» RECORD SET:
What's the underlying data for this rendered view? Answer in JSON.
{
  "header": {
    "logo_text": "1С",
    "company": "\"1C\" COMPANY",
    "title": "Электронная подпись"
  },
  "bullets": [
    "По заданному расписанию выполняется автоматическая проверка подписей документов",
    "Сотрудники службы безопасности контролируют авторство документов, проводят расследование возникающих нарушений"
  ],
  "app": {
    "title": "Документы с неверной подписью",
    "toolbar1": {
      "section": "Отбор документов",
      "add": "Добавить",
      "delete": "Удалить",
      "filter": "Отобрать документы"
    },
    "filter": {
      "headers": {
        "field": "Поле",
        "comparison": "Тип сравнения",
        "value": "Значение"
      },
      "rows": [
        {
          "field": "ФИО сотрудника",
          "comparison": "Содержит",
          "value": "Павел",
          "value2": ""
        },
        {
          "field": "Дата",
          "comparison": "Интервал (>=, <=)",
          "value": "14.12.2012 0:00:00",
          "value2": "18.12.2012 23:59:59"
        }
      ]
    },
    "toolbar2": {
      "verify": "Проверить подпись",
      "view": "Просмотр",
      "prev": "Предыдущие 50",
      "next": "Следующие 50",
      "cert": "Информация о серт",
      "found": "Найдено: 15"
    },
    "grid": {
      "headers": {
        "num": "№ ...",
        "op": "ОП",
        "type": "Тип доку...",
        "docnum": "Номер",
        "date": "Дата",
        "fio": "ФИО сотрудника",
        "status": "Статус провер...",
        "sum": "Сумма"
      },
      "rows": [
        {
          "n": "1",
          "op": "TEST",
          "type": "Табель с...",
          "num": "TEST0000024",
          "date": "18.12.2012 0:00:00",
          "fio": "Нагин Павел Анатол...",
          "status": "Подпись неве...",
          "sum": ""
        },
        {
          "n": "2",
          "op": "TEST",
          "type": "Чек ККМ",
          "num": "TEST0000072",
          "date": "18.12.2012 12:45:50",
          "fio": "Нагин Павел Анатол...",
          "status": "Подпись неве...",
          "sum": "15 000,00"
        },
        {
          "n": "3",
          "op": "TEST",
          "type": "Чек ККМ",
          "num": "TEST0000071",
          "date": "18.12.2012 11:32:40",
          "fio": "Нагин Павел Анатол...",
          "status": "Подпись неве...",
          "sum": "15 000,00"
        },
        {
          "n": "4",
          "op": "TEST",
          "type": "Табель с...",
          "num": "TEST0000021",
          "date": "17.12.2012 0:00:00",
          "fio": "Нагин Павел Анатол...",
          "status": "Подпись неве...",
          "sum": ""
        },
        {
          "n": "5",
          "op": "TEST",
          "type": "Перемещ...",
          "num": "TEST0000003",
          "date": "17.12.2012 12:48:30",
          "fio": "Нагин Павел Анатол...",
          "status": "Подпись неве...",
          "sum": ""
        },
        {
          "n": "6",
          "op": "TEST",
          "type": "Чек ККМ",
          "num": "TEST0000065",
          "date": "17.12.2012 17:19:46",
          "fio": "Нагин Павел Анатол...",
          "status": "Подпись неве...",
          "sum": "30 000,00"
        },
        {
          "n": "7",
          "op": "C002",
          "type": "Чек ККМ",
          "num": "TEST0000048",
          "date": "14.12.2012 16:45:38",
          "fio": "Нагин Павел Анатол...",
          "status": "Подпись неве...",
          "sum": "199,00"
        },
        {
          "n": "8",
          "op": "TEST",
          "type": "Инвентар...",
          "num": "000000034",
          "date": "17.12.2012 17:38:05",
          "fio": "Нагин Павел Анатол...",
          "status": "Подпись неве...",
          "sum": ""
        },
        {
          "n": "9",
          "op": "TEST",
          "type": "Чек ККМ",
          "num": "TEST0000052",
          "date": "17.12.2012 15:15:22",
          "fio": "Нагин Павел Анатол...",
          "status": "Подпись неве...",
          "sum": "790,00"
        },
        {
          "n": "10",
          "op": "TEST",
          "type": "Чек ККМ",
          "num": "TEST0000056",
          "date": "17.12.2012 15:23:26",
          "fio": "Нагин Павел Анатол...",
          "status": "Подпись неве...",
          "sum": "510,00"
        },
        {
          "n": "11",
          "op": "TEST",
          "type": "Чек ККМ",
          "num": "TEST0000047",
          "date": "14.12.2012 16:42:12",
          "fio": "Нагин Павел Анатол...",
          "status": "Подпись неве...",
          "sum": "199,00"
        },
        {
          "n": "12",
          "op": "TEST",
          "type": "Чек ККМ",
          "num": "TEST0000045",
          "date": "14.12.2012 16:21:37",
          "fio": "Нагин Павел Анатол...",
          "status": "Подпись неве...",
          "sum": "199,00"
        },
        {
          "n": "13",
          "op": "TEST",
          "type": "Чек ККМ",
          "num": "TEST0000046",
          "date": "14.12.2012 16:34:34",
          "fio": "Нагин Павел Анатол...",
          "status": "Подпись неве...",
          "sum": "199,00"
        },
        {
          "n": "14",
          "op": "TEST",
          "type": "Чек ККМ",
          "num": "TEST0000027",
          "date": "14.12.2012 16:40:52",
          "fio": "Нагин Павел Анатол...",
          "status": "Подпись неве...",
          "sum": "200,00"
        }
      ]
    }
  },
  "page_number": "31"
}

» WORK TO DO: Locate all lines holding the word "title", then copy them out.

» SOLUTION TO THIS TASK:
    "title": "Электронная подпись"
    "title": "Документы с неверной подписью",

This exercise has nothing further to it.